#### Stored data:
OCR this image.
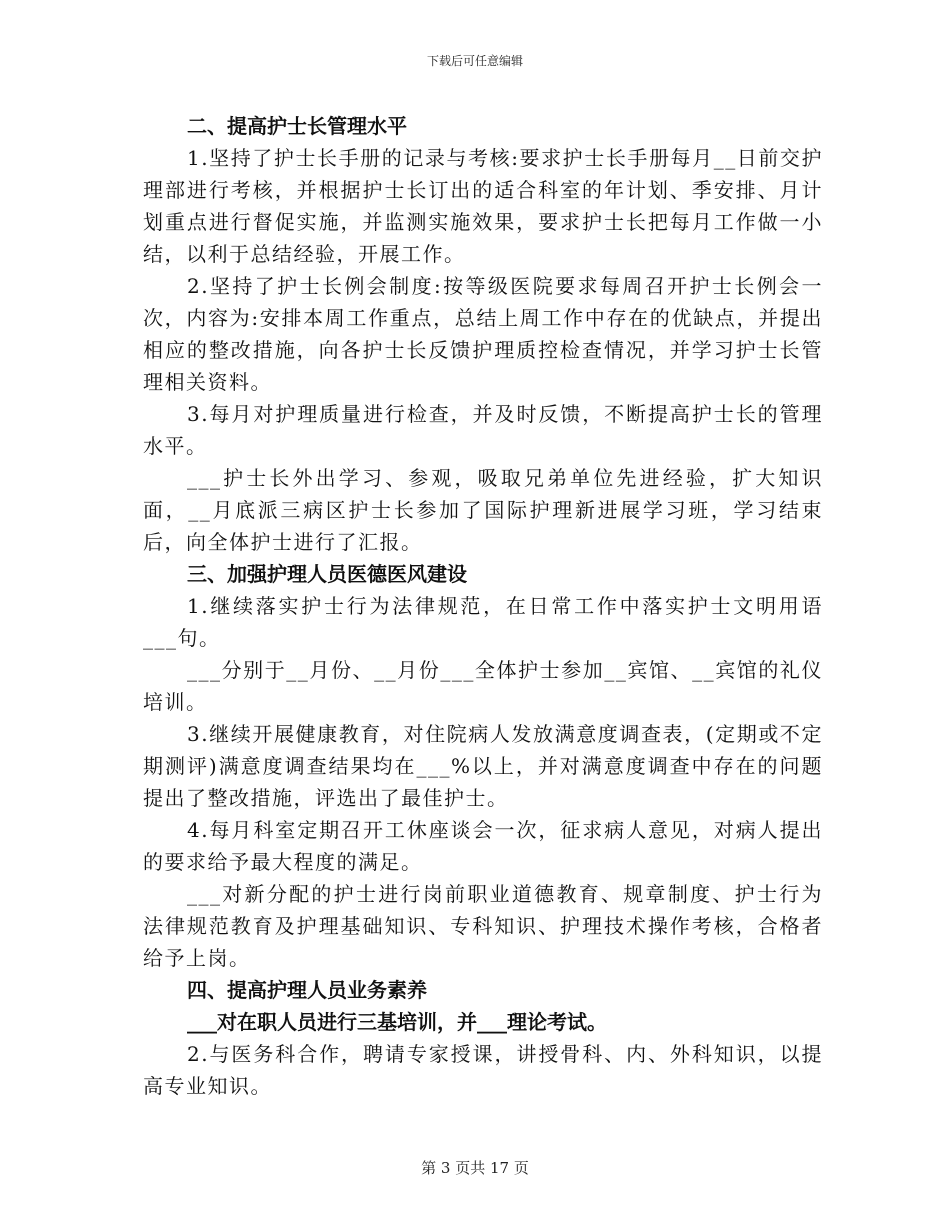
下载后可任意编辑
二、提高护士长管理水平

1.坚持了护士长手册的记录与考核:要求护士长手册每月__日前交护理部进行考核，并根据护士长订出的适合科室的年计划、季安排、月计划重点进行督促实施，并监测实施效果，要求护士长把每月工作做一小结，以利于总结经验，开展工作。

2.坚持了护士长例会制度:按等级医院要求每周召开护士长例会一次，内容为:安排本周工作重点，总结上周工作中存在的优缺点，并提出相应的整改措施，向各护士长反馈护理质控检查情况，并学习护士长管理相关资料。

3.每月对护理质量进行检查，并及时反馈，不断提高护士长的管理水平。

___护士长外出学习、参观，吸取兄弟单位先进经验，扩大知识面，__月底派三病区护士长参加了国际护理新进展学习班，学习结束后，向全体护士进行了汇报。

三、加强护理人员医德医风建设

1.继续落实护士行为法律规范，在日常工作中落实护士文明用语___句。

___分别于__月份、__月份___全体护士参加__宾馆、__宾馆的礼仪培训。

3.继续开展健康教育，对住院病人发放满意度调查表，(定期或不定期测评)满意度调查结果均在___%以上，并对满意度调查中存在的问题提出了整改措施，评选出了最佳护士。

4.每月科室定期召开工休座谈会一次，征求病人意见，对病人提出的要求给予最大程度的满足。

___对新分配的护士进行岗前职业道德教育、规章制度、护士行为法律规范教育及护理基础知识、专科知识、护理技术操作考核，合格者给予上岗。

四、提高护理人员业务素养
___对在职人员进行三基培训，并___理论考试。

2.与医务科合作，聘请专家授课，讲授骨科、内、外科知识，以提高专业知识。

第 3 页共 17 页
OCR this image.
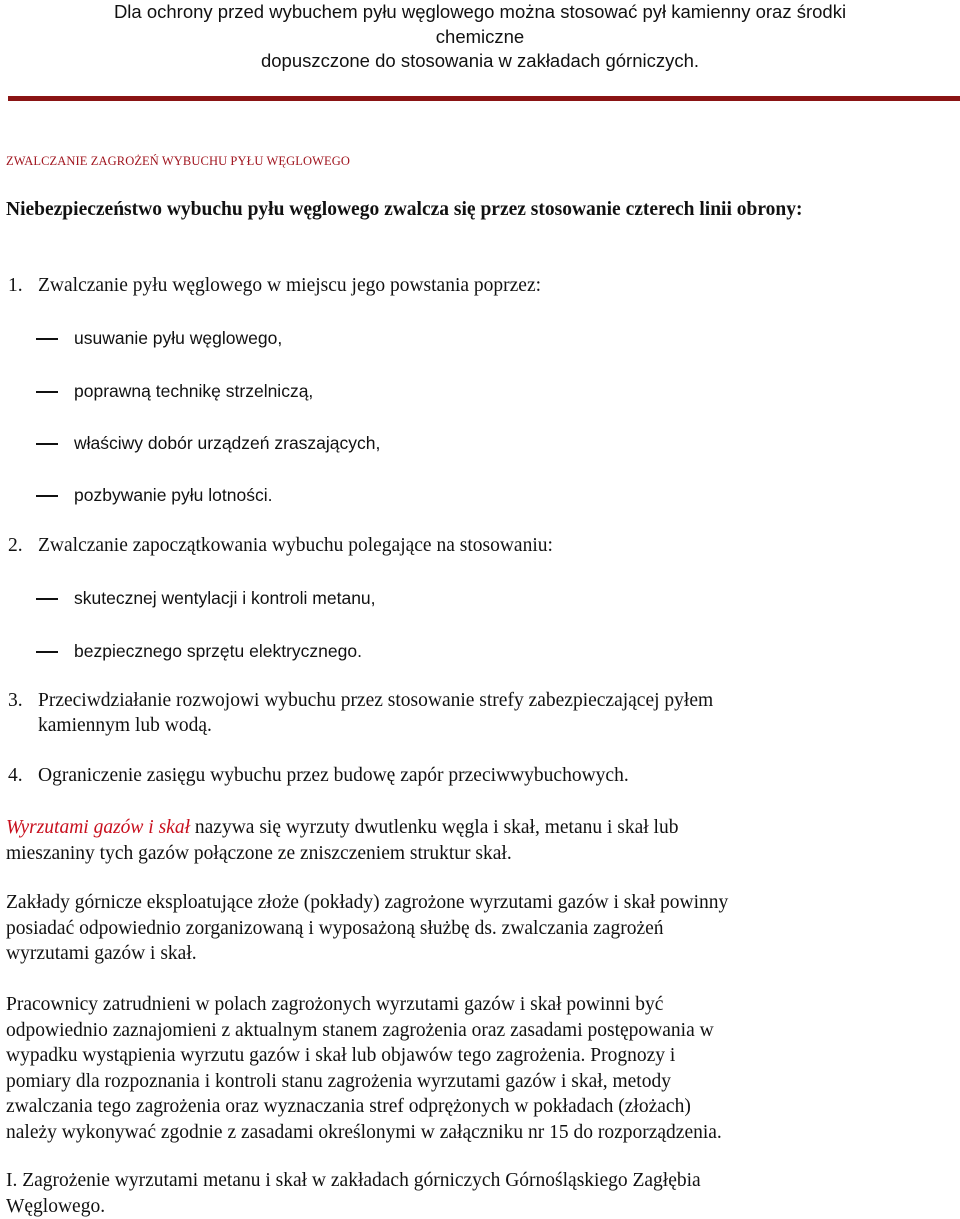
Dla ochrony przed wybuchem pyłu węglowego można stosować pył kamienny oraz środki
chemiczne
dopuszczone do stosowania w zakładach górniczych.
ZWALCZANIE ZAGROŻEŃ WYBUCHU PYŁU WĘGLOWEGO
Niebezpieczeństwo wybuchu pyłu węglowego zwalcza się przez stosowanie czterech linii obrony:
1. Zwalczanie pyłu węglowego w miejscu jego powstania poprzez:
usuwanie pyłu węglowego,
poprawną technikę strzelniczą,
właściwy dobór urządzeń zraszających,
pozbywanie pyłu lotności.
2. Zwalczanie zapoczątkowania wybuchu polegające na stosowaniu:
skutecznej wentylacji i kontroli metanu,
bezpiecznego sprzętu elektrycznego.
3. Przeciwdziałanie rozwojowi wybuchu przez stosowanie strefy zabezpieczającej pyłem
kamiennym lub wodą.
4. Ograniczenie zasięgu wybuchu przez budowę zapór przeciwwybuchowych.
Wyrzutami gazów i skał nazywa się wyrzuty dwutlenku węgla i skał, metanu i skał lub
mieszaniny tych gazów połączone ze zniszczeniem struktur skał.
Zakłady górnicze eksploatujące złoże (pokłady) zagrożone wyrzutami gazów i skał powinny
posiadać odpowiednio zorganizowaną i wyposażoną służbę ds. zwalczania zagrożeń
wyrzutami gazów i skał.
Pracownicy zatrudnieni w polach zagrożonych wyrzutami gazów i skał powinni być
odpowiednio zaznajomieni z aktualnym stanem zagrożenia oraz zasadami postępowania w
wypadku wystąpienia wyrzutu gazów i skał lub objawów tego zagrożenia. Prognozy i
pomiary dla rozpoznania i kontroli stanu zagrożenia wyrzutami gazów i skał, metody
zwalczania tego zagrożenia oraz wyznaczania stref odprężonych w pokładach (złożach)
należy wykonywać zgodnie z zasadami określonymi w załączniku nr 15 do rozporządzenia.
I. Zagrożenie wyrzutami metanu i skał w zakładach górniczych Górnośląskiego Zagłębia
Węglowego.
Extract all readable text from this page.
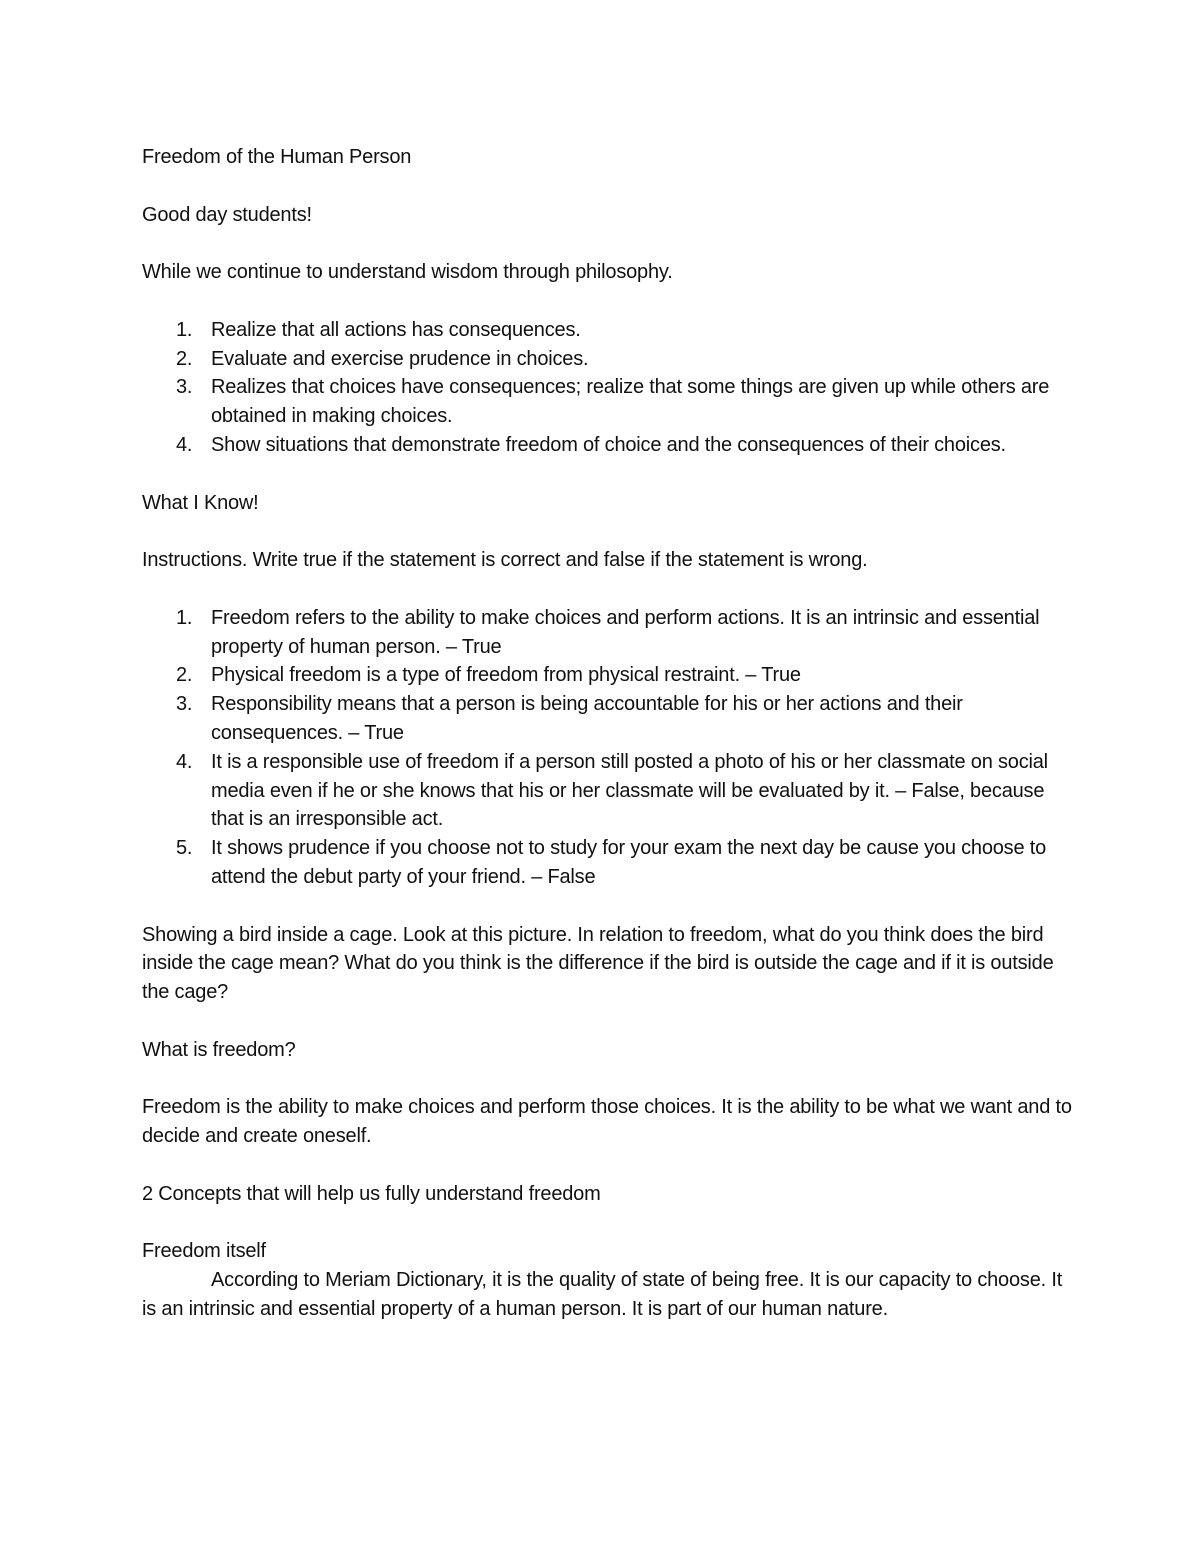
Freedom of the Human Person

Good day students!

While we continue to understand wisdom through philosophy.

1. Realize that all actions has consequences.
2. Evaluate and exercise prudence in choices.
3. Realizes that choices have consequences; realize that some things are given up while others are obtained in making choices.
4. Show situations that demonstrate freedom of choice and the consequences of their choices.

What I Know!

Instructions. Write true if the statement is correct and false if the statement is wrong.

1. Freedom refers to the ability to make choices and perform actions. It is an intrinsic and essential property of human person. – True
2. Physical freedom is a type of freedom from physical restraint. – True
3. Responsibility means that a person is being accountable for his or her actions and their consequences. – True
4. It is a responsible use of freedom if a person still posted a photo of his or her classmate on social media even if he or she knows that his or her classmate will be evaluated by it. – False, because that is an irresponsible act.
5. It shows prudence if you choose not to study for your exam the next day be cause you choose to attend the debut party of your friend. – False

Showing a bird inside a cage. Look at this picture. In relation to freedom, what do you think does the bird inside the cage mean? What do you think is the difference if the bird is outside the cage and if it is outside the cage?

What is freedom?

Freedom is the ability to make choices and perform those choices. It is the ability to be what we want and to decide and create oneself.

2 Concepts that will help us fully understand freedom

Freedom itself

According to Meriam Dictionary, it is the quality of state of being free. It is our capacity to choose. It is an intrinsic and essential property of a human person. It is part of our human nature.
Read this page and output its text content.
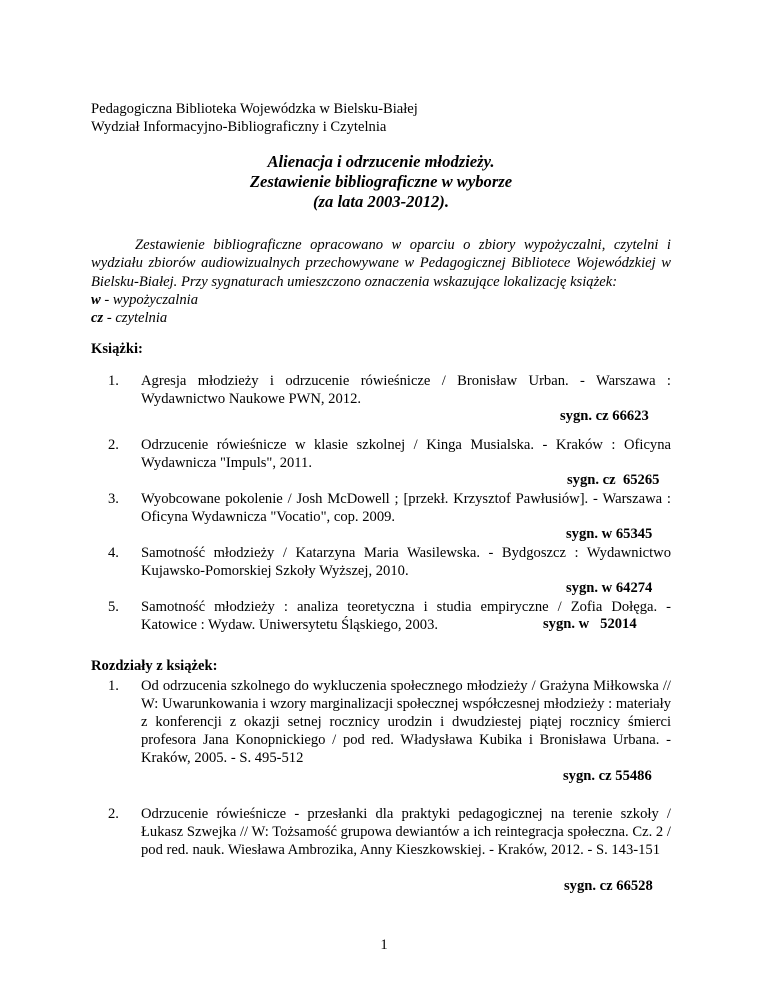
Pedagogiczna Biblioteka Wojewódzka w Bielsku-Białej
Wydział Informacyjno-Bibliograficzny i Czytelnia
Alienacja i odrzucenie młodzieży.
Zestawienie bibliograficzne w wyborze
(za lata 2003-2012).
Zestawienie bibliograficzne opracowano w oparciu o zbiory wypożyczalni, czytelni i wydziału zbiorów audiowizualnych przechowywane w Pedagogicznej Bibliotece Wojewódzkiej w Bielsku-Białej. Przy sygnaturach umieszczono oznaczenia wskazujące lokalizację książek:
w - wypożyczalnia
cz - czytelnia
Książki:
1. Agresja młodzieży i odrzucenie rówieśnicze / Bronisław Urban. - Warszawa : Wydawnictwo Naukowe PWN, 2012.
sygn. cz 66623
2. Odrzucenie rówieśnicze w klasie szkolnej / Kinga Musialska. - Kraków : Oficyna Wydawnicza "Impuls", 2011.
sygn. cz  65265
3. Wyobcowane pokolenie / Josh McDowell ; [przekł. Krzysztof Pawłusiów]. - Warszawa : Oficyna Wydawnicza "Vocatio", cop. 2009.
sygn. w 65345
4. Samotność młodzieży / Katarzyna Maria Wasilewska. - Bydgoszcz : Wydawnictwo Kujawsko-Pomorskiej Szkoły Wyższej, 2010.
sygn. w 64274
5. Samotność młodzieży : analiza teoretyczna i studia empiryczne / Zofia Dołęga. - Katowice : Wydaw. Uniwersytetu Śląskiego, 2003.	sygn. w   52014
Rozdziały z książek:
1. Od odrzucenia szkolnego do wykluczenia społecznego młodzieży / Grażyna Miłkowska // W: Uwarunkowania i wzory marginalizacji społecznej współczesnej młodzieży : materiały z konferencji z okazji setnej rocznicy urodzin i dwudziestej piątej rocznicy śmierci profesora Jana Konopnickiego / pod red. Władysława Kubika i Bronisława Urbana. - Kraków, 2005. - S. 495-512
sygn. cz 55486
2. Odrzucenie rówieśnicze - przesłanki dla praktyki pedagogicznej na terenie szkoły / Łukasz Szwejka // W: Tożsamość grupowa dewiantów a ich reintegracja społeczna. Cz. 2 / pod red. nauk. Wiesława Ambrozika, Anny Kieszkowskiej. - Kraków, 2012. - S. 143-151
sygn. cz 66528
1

#### SET PROBLEM:
Without including any pictures, print all of the material exactly as given.

#### ANSWER TO THE PROBLEM:
OCR this image.
下载后可任意编辑
二、提高护士长管理水平

1.坚持了护士长手册的记录与考核:要求护士长手册每月__日前交护理部进行考核，并根据护士长订出的适合科室的年计划、季安排、月计划重点进行督促实施，并监测实施效果，要求护士长把每月工作做一小结，以利于总结经验，开展工作。

2.坚持了护士长例会制度:按等级医院要求每周召开护士长例会一次，内容为:安排本周工作重点，总结上周工作中存在的优缺点，并提出相应的整改措施，向各护士长反馈护理质控检查情况，并学习护士长管理相关资料。

3.每月对护理质量进行检查，并及时反馈，不断提高护士长的管理水平。

___护士长外出学习、参观，吸取兄弟单位先进经验，扩大知识面，__月底派三病区护士长参加了国际护理新进展学习班，学习结束后，向全体护士进行了汇报。

三、加强护理人员医德医风建设

1.继续落实护士行为法律规范，在日常工作中落实护士文明用语___句。

___分别于__月份、__月份___全体护士参加__宾馆、__宾馆的礼仪培训。

3.继续开展健康教育，对住院病人发放满意度调查表，(定期或不定期测评)满意度调查结果均在___%以上，并对满意度调查中存在的问题提出了整改措施，评选出了最佳护士。

4.每月科室定期召开工休座谈会一次，征求病人意见，对病人提出的要求给予最大程度的满足。

___对新分配的护士进行岗前职业道德教育、规章制度、护士行为法律规范教育及护理基础知识、专科知识、护理技术操作考核，合格者给予上岗。

四、提高护理人员业务素养
___对在职人员进行三基培训，并___理论考试。

2.与医务科合作，聘请专家授课，讲授骨科、内、外科知识，以提高专业知识。

第 3 页共 17 页
OCR this image.
Dla ochrony przed wybuchem pyłu węglowego można stosować pył kamienny oraz środki
chemiczne
dopuszczone do stosowania w zakładach górniczych.
ZWALCZANIE ZAGROŻEŃ WYBUCHU PYŁU WĘGLOWEGO
Niebezpieczeństwo wybuchu pyłu węglowego zwalcza się przez stosowanie czterech linii obrony:
1. Zwalczanie pyłu węglowego w miejscu jego powstania poprzez:
usuwanie pyłu węglowego,
poprawną technikę strzelniczą,
właściwy dobór urządzeń zraszających,
pozbywanie pyłu lotności.
2. Zwalczanie zapoczątkowania wybuchu polegające na stosowaniu:
skutecznej wentylacji i kontroli metanu,
bezpiecznego sprzętu elektrycznego.
3. Przeciwdziałanie rozwojowi wybuchu przez stosowanie strefy zabezpieczającej pyłem
kamiennym lub wodą.
4. Ograniczenie zasięgu wybuchu przez budowę zapór przeciwwybuchowych.
Wyrzutami gazów i skał nazywa się wyrzuty dwutlenku węgla i skał, metanu i skał lub
mieszaniny tych gazów połączone ze zniszczeniem struktur skał.
Zakłady górnicze eksploatujące złoże (pokłady) zagrożone wyrzutami gazów i skał powinny
posiadać odpowiednio zorganizowaną i wyposażoną służbę ds. zwalczania zagrożeń
wyrzutami gazów i skał.
Pracownicy zatrudnieni w polach zagrożonych wyrzutami gazów i skał powinni być
odpowiednio zaznajomieni z aktualnym stanem zagrożenia oraz zasadami postępowania w
wypadku wystąpienia wyrzutu gazów i skał lub objawów tego zagrożenia. Prognozy i
pomiary dla rozpoznania i kontroli stanu zagrożenia wyrzutami gazów i skał, metody
zwalczania tego zagrożenia oraz wyznaczania stref odprężonych w pokładach (złożach)
należy wykonywać zgodnie z zasadami określonymi w załączniku nr 15 do rozporządzenia.
I. Zagrożenie wyrzutami metanu i skał w zakładach górniczych Górnośląskiego Zagłębia
Węglowego.
Extract all readable text from this page.
Freedom of the Human Person

Good day students!

While we continue to understand wisdom through philosophy.

1. Realize that all actions has consequences.
2. Evaluate and exercise prudence in choices.
3. Realizes that choices have consequences; realize that some things are given up while others are obtained in making choices.
4. Show situations that demonstrate freedom of choice and the consequences of their choices.

What I Know!

Instructions. Write true if the statement is correct and false if the statement is wrong.

1. Freedom refers to the ability to make choices and perform actions. It is an intrinsic and essential property of human person. – True
2. Physical freedom is a type of freedom from physical restraint. – True
3. Responsibility means that a person is being accountable for his or her actions and their consequences. – True
4. It is a responsible use of freedom if a person still posted a photo of his or her classmate on social media even if he or she knows that his or her classmate will be evaluated by it. – False, because that is an irresponsible act.
5. It shows prudence if you choose not to study for your exam the next day be cause you choose to attend the debut party of your friend. – False

Showing a bird inside a cage. Look at this picture. In relation to freedom, what do you think does the bird inside the cage mean? What do you think is the difference if the bird is outside the cage and if it is outside the cage?

What is freedom?

Freedom is the ability to make choices and perform those choices. It is the ability to be what we want and to decide and create oneself.

2 Concepts that will help us fully understand freedom

Freedom itself

According to Meriam Dictionary, it is the quality of state of being free. It is our capacity to choose. It is an intrinsic and essential property of a human person. It is part of our human nature.
Read this page and output its text content.
Pedagogiczna Biblioteka Wojewódzka w Bielsku-Białej
Wydział Informacyjno-Bibliograficzny i Czytelnia
Alienacja i odrzucenie młodzieży.
Zestawienie bibliograficzne w wyborze
(za lata 2003-2012).
Zestawienie bibliograficzne opracowano w oparciu o zbiory wypożyczalni, czytelni i wydziału zbiorów audiowizualnych przechowywane w Pedagogicznej Bibliotece Wojewódzkiej w Bielsku-Białej. Przy sygnaturach umieszczono oznaczenia wskazujące lokalizację książek:
w - wypożyczalnia
cz - czytelnia
Książki:
1. Agresja młodzieży i odrzucenie rówieśnicze / Bronisław Urban. - Warszawa : Wydawnictwo Naukowe PWN, 2012.
sygn. cz 66623
2. Odrzucenie rówieśnicze w klasie szkolnej / Kinga Musialska. - Kraków : Oficyna Wydawnicza "Impuls", 2011.
sygn. cz  65265
3. Wyobcowane pokolenie / Josh McDowell ; [przekł. Krzysztof Pawłusiów]. - Warszawa : Oficyna Wydawnicza "Vocatio", cop. 2009.
sygn. w 65345
4. Samotność młodzieży / Katarzyna Maria Wasilewska. - Bydgoszcz : Wydawnictwo Kujawsko-Pomorskiej Szkoły Wyższej, 2010.
sygn. w 64274
5. Samotność młodzieży : analiza teoretyczna i studia empiryczne / Zofia Dołęga. - Katowice : Wydaw. Uniwersytetu Śląskiego, 2003.	sygn. w   52014
Rozdziały z książek:
1. Od odrzucenia szkolnego do wykluczenia społecznego młodzieży / Grażyna Miłkowska // W: Uwarunkowania i wzory marginalizacji społecznej współczesnej młodzieży : materiały z konferencji z okazji setnej rocznicy urodzin i dwudziestej piątej rocznicy śmierci profesora Jana Konopnickiego / pod red. Władysława Kubika i Bronisława Urbana. - Kraków, 2005. - S. 495-512
sygn. cz 55486
2. Odrzucenie rówieśnicze - przesłanki dla praktyki pedagogicznej na terenie szkoły / Łukasz Szwejka // W: Tożsamość grupowa dewiantów a ich reintegracja społeczna. Cz. 2 / pod red. nauk. Wiesława Ambrozika, Anny Kieszkowskiej. - Kraków, 2012. - S. 143-151
sygn. cz 66528
1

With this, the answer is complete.